■ **Required task**
Every record must be repeated exactly; omit any pictures they contain.

■ **Data for processing**
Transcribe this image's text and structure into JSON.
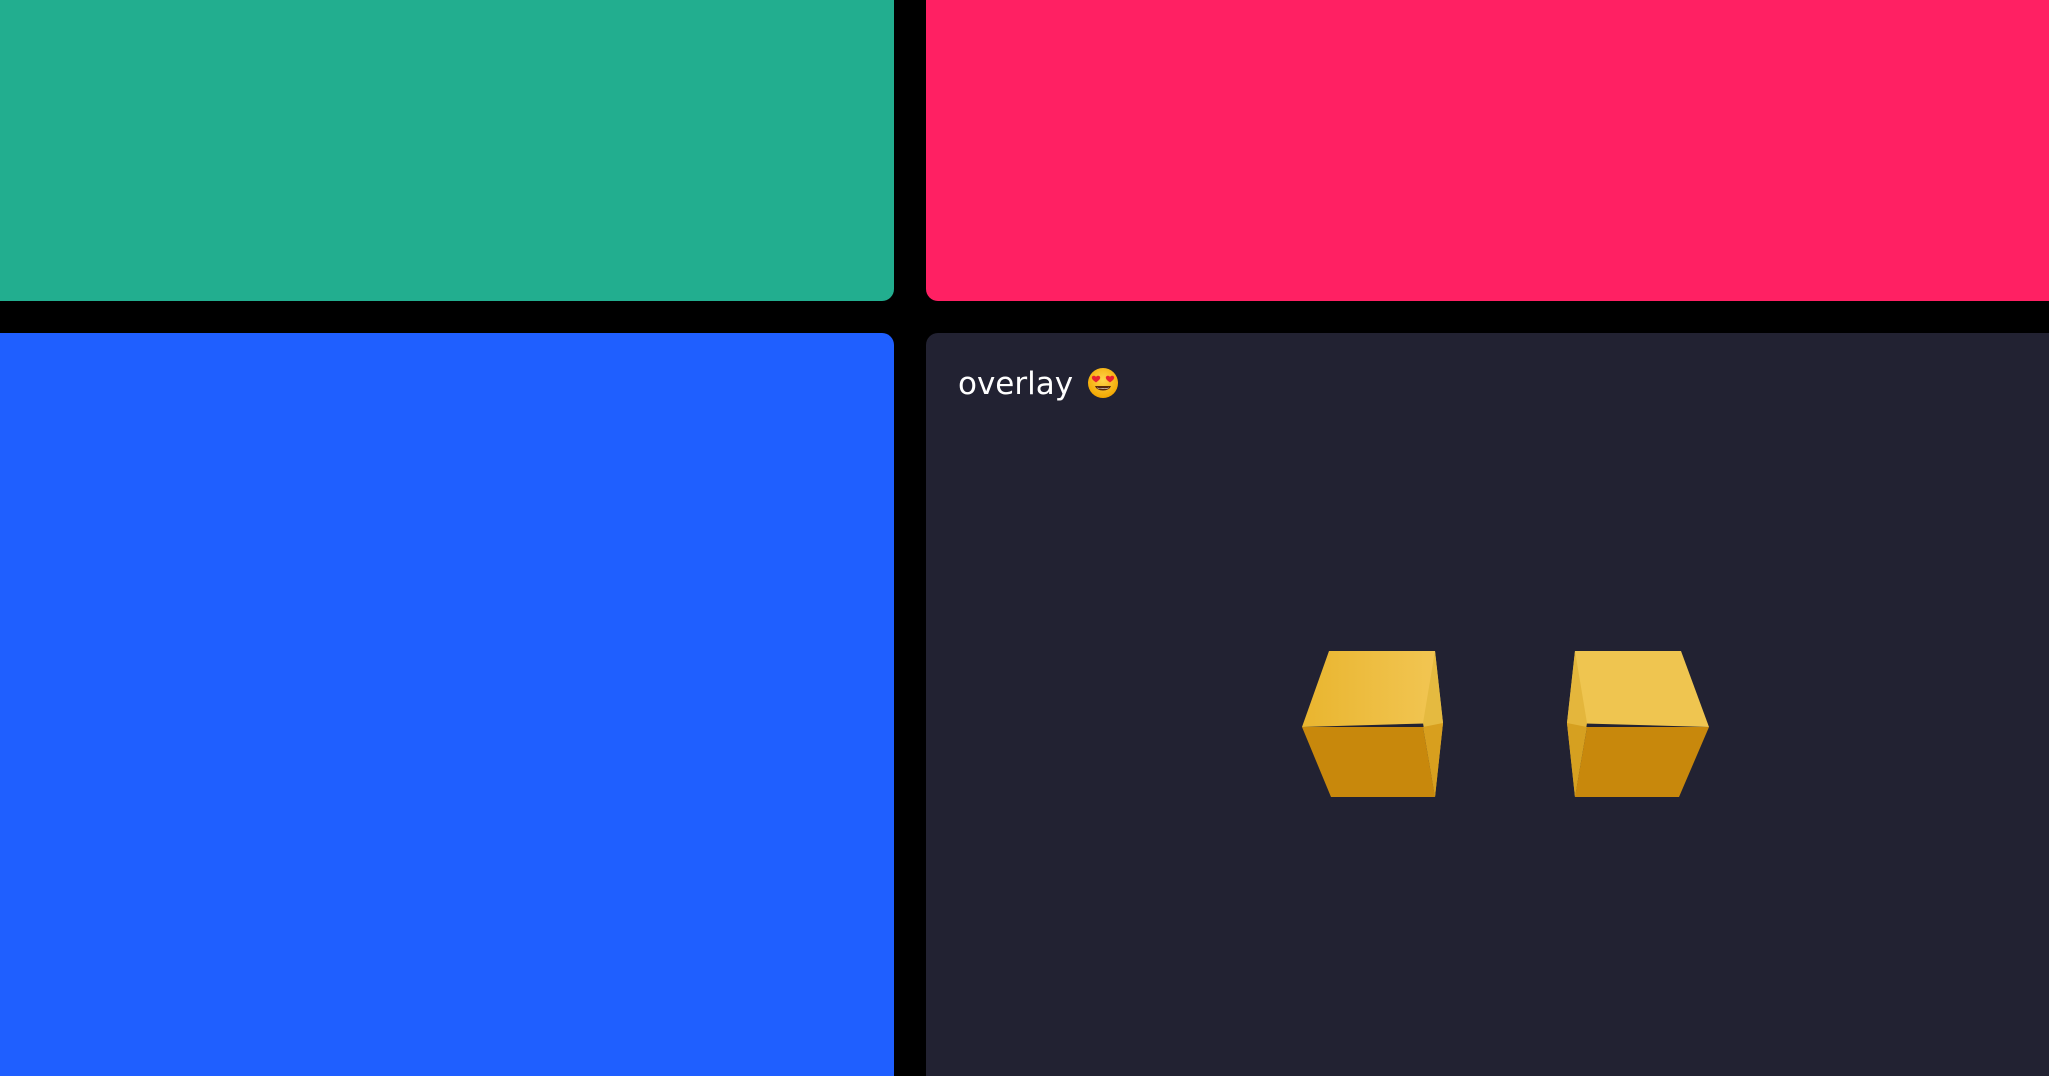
{
  "panels": {
    "top_left": {
      "color": "#22ae8f"
    },
    "top_right": {
      "color": "#ff2063"
    },
    "bottom_left": {
      "color": "#1f5fff"
    },
    "bottom_right": {
      "color": "#222232",
      "overlay_label": "overlay",
      "overlay_emoji": "smiling-face-with-heart-eyes-icon"
    }
  },
  "cubes": {
    "color_top": "#efc24a",
    "color_front": "#c8880c",
    "color_side": "#e0b43a",
    "icons": [
      "cube-icon",
      "cube-icon"
    ]
  }
}
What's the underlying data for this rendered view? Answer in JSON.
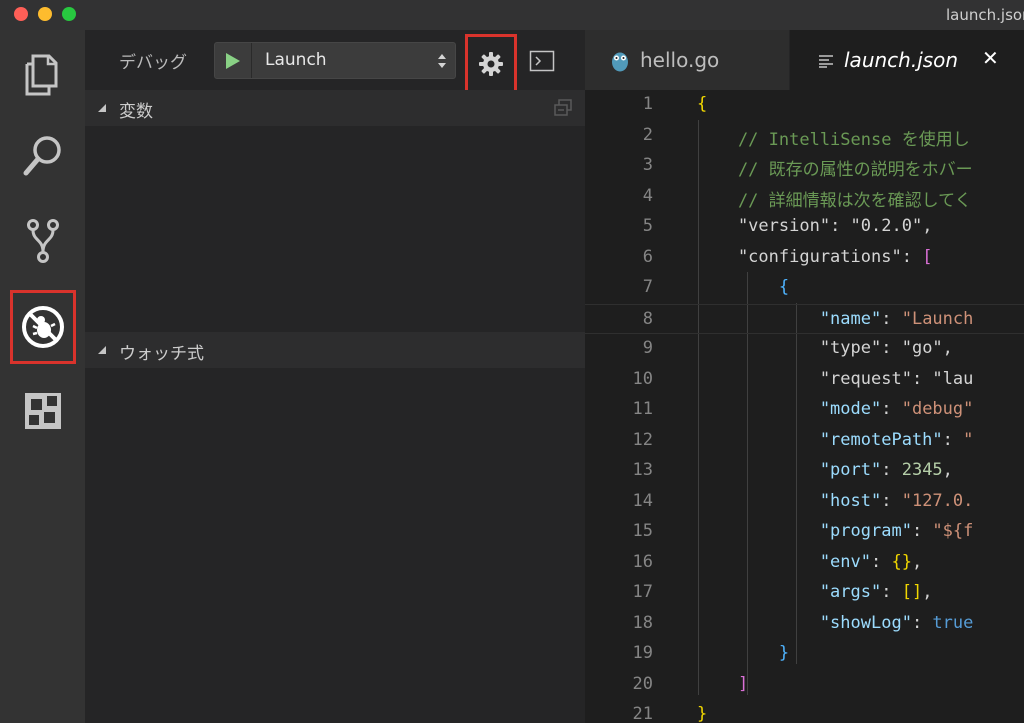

■ **In response**
Transcribe this image's text and structure into JSON.
{
  "panels": {
    "top_left": {
      "color": "#22ae8f"
    },
    "top_right": {
      "color": "#ff2063"
    },
    "bottom_left": {
      "color": "#1f5fff"
    },
    "bottom_right": {
      "color": "#222232",
      "overlay_label": "overlay",
      "overlay_emoji": "smiling-face-with-heart-eyes-icon"
    }
  },
  "cubes": {
    "color_top": "#efc24a",
    "color_front": "#c8880c",
    "color_side": "#e0b43a",
    "icons": [
      "cube-icon",
      "cube-icon"
    ]
  }
}
What's the underlying data for this rendered view? Answer in JSON.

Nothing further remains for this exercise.